- _WHAT TO DO_
Select the lines that contain "Koncentracja" and copy each of them.

- _SUPPLIED ENTRIES_
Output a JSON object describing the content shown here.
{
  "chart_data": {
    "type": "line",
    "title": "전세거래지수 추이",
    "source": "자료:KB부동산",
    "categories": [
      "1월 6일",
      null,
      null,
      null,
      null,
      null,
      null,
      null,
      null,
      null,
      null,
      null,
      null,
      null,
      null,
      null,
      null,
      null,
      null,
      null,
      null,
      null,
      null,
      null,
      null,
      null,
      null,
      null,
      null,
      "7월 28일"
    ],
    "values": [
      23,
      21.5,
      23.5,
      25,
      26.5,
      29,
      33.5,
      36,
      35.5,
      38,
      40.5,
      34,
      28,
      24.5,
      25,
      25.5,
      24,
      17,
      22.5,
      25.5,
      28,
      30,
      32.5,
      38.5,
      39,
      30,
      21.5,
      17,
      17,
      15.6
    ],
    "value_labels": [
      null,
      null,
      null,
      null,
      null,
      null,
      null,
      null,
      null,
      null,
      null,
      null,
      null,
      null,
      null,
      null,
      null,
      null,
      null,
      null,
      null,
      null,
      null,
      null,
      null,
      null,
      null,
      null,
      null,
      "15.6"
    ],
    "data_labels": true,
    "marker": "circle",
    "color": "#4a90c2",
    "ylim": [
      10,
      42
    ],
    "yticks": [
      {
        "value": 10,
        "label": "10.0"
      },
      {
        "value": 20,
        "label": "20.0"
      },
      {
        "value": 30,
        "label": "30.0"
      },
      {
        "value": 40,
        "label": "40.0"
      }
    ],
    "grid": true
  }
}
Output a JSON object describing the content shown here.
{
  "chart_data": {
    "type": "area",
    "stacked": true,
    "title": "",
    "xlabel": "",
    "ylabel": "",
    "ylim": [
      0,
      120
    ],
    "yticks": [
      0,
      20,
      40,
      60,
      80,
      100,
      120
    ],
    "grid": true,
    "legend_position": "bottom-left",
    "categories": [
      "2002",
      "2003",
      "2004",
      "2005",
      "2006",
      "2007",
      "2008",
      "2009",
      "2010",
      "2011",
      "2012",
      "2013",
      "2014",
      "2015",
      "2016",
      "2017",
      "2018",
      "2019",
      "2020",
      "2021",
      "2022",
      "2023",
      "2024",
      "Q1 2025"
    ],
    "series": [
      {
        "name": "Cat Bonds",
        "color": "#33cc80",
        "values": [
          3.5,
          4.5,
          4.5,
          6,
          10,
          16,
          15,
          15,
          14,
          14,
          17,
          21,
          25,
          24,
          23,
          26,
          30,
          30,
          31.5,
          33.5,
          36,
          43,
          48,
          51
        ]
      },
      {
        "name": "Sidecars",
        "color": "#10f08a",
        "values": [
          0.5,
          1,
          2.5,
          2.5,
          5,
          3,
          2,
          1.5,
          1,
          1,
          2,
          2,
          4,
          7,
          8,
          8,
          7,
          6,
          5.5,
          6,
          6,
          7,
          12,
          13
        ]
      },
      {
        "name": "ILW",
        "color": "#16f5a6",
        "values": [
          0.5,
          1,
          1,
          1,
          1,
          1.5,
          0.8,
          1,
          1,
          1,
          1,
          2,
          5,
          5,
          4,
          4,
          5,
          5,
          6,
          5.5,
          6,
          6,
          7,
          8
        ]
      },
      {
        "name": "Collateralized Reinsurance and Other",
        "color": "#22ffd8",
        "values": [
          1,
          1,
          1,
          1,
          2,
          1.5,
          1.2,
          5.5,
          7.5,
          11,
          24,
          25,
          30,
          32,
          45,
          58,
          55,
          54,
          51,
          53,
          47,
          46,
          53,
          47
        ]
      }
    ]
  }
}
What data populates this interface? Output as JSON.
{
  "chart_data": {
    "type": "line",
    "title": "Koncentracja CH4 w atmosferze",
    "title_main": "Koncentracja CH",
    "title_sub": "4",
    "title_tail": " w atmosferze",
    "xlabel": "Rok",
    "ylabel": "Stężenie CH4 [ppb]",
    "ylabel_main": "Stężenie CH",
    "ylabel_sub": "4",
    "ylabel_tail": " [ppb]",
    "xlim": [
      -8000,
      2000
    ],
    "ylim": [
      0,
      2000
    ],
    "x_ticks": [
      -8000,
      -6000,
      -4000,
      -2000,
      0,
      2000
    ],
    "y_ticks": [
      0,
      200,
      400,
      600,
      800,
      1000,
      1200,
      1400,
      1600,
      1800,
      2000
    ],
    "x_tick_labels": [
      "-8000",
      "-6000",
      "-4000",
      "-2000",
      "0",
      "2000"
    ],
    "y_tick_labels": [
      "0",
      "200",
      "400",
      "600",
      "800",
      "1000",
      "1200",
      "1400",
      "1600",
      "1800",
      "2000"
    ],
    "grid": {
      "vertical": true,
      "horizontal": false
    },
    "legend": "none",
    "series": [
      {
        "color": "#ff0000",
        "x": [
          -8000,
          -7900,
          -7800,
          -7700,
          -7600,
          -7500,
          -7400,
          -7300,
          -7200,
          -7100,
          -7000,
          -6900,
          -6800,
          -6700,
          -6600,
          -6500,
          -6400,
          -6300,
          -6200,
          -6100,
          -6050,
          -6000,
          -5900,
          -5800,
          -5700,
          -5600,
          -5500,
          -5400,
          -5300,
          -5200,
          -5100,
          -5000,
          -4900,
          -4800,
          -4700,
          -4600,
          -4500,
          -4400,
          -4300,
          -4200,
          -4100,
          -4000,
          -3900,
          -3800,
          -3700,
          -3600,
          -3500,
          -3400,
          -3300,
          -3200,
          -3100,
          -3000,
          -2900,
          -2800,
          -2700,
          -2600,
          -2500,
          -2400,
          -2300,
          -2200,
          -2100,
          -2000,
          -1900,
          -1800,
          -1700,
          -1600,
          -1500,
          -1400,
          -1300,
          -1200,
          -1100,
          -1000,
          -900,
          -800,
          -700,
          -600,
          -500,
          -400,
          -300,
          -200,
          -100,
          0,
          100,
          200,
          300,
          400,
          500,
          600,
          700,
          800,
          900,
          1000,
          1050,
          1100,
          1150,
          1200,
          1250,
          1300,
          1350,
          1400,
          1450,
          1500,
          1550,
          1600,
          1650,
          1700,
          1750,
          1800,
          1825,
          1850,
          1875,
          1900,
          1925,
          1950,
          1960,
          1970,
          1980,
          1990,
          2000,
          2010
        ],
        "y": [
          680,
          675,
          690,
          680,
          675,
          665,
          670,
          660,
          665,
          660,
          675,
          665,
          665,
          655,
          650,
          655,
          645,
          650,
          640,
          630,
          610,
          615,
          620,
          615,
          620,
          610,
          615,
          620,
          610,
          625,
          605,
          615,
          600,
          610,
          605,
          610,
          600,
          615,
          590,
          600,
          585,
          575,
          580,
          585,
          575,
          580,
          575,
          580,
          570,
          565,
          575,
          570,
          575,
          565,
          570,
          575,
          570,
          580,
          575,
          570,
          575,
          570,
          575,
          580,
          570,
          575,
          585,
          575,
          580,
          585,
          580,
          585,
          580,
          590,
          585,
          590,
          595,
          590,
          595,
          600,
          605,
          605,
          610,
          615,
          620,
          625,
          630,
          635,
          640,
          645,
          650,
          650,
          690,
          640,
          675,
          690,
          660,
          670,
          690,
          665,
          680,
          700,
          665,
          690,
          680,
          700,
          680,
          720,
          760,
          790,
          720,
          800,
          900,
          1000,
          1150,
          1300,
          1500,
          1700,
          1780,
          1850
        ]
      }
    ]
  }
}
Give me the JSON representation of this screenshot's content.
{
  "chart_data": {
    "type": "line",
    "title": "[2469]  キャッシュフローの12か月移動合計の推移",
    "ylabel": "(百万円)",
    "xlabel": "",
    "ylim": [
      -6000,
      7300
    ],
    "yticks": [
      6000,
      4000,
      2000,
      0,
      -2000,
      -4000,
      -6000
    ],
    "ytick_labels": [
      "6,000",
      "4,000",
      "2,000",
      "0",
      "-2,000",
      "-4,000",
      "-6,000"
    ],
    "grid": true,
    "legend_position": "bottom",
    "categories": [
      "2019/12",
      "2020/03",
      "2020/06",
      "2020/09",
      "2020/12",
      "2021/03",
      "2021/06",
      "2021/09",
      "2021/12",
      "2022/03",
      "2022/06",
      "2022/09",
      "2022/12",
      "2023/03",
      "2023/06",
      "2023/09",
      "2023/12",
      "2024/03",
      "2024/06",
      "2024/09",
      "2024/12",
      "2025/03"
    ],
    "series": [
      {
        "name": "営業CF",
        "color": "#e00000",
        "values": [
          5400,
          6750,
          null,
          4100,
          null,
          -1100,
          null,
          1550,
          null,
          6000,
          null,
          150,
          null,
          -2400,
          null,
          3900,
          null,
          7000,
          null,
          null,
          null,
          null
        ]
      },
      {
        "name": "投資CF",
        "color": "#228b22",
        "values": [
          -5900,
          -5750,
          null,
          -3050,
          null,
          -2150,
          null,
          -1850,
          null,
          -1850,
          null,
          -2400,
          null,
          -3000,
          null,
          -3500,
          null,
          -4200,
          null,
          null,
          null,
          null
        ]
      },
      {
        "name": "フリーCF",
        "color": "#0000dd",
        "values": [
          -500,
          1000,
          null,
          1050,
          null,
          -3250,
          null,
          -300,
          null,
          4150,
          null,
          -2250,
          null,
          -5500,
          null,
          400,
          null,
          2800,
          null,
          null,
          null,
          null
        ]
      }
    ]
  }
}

- _ANSWER TO THE TASK_
    "title": "Koncentracja CH4 w atmosferze",
    "title_main": "Koncentracja CH",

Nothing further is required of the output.